Copy out the listing below exactly, line for line, leaving out the picture.

- **Data for this exercise**:
·····
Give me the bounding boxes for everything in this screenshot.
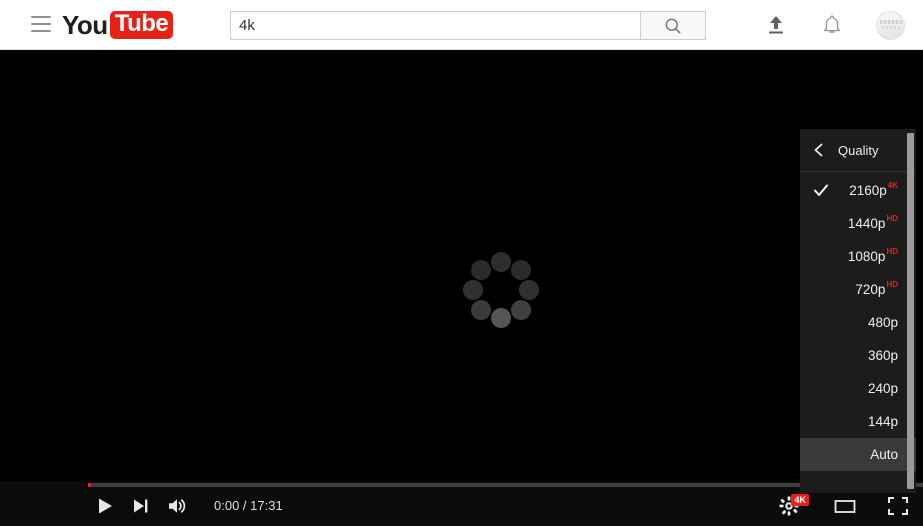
player-controls-bar: 0:00 / 17:31 4K [0, 481, 923, 526]
progress-played [88, 483, 91, 487]
hamburger-bar [31, 30, 51, 32]
quality-option-label: 720p [855, 282, 886, 297]
play-button[interactable] [96, 497, 114, 515]
quality-option-144p[interactable]: 144p [800, 405, 916, 438]
search-button[interactable] [640, 11, 706, 40]
next-icon [134, 499, 148, 512]
volume-button[interactable] [168, 497, 188, 515]
quality-option-label: Auto [870, 447, 898, 462]
quality-option-480p[interactable]: 480p [800, 306, 916, 339]
fullscreen-button[interactable] [887, 496, 909, 516]
quality-option-auto[interactable]: Auto [800, 438, 916, 471]
spinner-dot [510, 299, 531, 320]
video-player-stage[interactable]: Quality 2160p 4K 1440p HD 1080p HD 720p HD 480p 3… [0, 50, 923, 526]
hamburger-icon[interactable] [31, 16, 51, 34]
quality-option-240p[interactable]: 240p [800, 372, 916, 405]
spinner-dot [510, 260, 531, 281]
loading-spinner [463, 252, 539, 328]
quality-option-badge: 4K [887, 181, 898, 190]
quality-option-360p[interactable]: 360p [800, 339, 916, 372]
quality-menu-back[interactable]: Quality [800, 129, 916, 172]
hamburger-bar [31, 16, 51, 18]
quality-settings-menu: Quality 2160p 4K 1440p HD 1080p HD 720p HD 480p 3… [800, 129, 916, 493]
quality-option-label: 2160p [849, 183, 887, 198]
masthead-header: You Tube [0, 0, 923, 50]
quality-option-1440p[interactable]: 1440p HD [800, 207, 916, 240]
settings-quality-badge: 4K [791, 493, 809, 506]
fullscreen-icon [888, 496, 908, 515]
volume-icon [169, 498, 186, 513]
check-icon [814, 184, 828, 196]
next-video-button[interactable] [132, 497, 150, 515]
spinner-dot [463, 280, 483, 300]
settings-button[interactable]: 4K [777, 493, 809, 518]
spinner-dot [471, 299, 492, 320]
quality-option-label: 360p [867, 348, 898, 363]
theater-icon [834, 499, 856, 513]
quality-option-list: 2160p 4K 1440p HD 1080p HD 720p HD 480p 360p 240p 1… [800, 172, 916, 471]
quality-menu-title: Quality [838, 142, 879, 158]
logo-tube-text: Tube [109, 11, 174, 39]
header-actions [764, 0, 905, 50]
avatar[interactable] [876, 10, 905, 40]
quality-option-label: 144p [867, 414, 898, 429]
logo-you-text: You [62, 10, 108, 40]
chevron-left-icon [814, 143, 823, 157]
spinner-dot [471, 260, 492, 281]
search-icon [665, 18, 681, 33]
quality-option-label: 480p [867, 315, 898, 330]
spinner-dot [519, 280, 539, 300]
quality-option-badge: HD [886, 247, 898, 256]
quality-option-badge: HD [886, 214, 898, 223]
time-display: 0:00 / 17:31 [214, 498, 283, 513]
bell-icon[interactable] [820, 13, 844, 37]
quality-option-badge: HD [886, 280, 898, 289]
quality-option-2160p[interactable]: 2160p 4K [800, 174, 916, 207]
search-input[interactable] [230, 11, 640, 40]
youtube-watch-page: You Tube 4k Quality 2160p 4K 1440p HD 10… [0, 0, 923, 526]
youtube-logo[interactable]: You Tube [62, 10, 174, 40]
quality-option-720p[interactable]: 720p HD [800, 273, 916, 306]
quality-option-label: 1080p [847, 249, 886, 264]
quality-menu-scrollbar[interactable] [907, 133, 914, 489]
controls-left: 0:00 / 17:31 [96, 485, 283, 526]
play-icon [99, 498, 112, 513]
quality-option-label: 1440p [847, 216, 886, 231]
upload-icon[interactable] [764, 13, 788, 37]
spinner-dot [491, 308, 511, 328]
avatar-texture [880, 19, 904, 24]
avatar-texture [882, 25, 901, 29]
spinner-dot [491, 252, 511, 272]
quality-option-label: 240p [867, 381, 898, 396]
quality-option-1080p[interactable]: 1080p HD [800, 240, 916, 273]
hamburger-bar [31, 23, 51, 25]
search-form [230, 11, 706, 40]
theater-mode-button[interactable] [833, 496, 857, 516]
·····
- **Worked answer**:
Give me the bounding boxes for everything in this screenshot.
player-controls-bar: 0:00 / 17:31 4K [0, 481, 923, 526]
progress-played [88, 483, 91, 487]
hamburger-bar [31, 30, 51, 32]
quality-option-label: 720p [855, 282, 886, 297]
play-button[interactable] [96, 497, 114, 515]
quality-option-144p[interactable]: 144p [800, 405, 916, 438]
search-button[interactable] [640, 11, 706, 40]
next-icon [134, 499, 148, 512]
volume-button[interactable] [168, 497, 188, 515]
quality-option-label: Auto [870, 447, 898, 462]
quality-option-480p[interactable]: 480p [800, 306, 916, 339]
fullscreen-button[interactable] [887, 496, 909, 516]
quality-option-auto[interactable]: Auto [800, 438, 916, 471]
spinner-dot [510, 299, 531, 320]
video-player-stage[interactable]: Quality 2160p 4K 1440p HD 1080p HD 720p HD 480p 3… [0, 50, 923, 526]
hamburger-icon[interactable] [31, 16, 51, 34]
quality-option-240p[interactable]: 240p [800, 372, 916, 405]
spinner-dot [510, 260, 531, 281]
loading-spinner [463, 252, 539, 328]
quality-option-badge: 4K [887, 181, 898, 190]
quality-option-360p[interactable]: 360p [800, 339, 916, 372]
quality-menu-back[interactable]: Quality [800, 129, 916, 172]
hamburger-bar [31, 16, 51, 18]
quality-settings-menu: Quality 2160p 4K 1440p HD 1080p HD 720p HD 480p 3… [800, 129, 916, 493]
quality-option-label: 2160p [849, 183, 887, 198]
masthead-header: You Tube [0, 0, 923, 50]
quality-option-1440p[interactable]: 1440p HD [800, 207, 916, 240]
settings-quality-badge: 4K [791, 493, 809, 506]
fullscreen-icon [888, 496, 908, 515]
volume-icon [169, 498, 186, 513]
check-icon [814, 184, 828, 196]
next-video-button[interactable] [132, 497, 150, 515]
spinner-dot [463, 280, 483, 300]
settings-button[interactable]: 4K [777, 493, 809, 518]
spinner-dot [471, 299, 492, 320]
quality-option-label: 360p [867, 348, 898, 363]
theater-icon [834, 499, 856, 513]
quality-option-list: 2160p 4K 1440p HD 1080p HD 720p HD 480p 360p 240p 1… [800, 172, 916, 471]
quality-menu-title: Quality [838, 142, 879, 158]
logo-tube-text: Tube [109, 11, 174, 39]
header-actions [764, 0, 905, 50]
avatar[interactable] [876, 10, 905, 40]
quality-option-label: 144p [867, 414, 898, 429]
logo-you-text: You [62, 10, 108, 40]
chevron-left-icon [814, 143, 823, 157]
spinner-dot [471, 260, 492, 281]
search-icon [665, 18, 681, 33]
quality-option-label: 480p [867, 315, 898, 330]
spinner-dot [519, 280, 539, 300]
quality-option-badge: HD [886, 247, 898, 256]
quality-option-badge: HD [886, 214, 898, 223]
time-display: 0:00 / 17:31 [214, 498, 283, 513]
bell-icon[interactable] [820, 13, 844, 37]
quality-option-badge: HD [886, 280, 898, 289]
quality-option-2160p[interactable]: 2160p 4K [800, 174, 916, 207]
search-input[interactable] [230, 11, 640, 40]
youtube-watch-page: You Tube 4k Quality 2160p 4K 1440p HD 10… [0, 0, 923, 526]
youtube-logo[interactable]: You Tube [62, 10, 174, 40]
quality-option-720p[interactable]: 720p HD [800, 273, 916, 306]
quality-option-label: 1080p [847, 249, 886, 264]
quality-menu-scrollbar[interactable] [907, 133, 914, 489]
controls-left: 0:00 / 17:31 [96, 485, 283, 526]
play-icon [99, 498, 112, 513]
quality-option-label: 1440p [847, 216, 886, 231]
upload-icon[interactable] [764, 13, 788, 37]
spinner-dot [491, 308, 511, 328]
avatar-texture [880, 19, 904, 24]
avatar-texture [882, 25, 901, 29]
spinner-dot [491, 252, 511, 272]
quality-option-label: 240p [867, 381, 898, 396]
quality-option-1080p[interactable]: 1080p HD [800, 240, 916, 273]
hamburger-bar [31, 23, 51, 25]
search-form [230, 11, 706, 40]
theater-mode-button[interactable] [833, 496, 857, 516]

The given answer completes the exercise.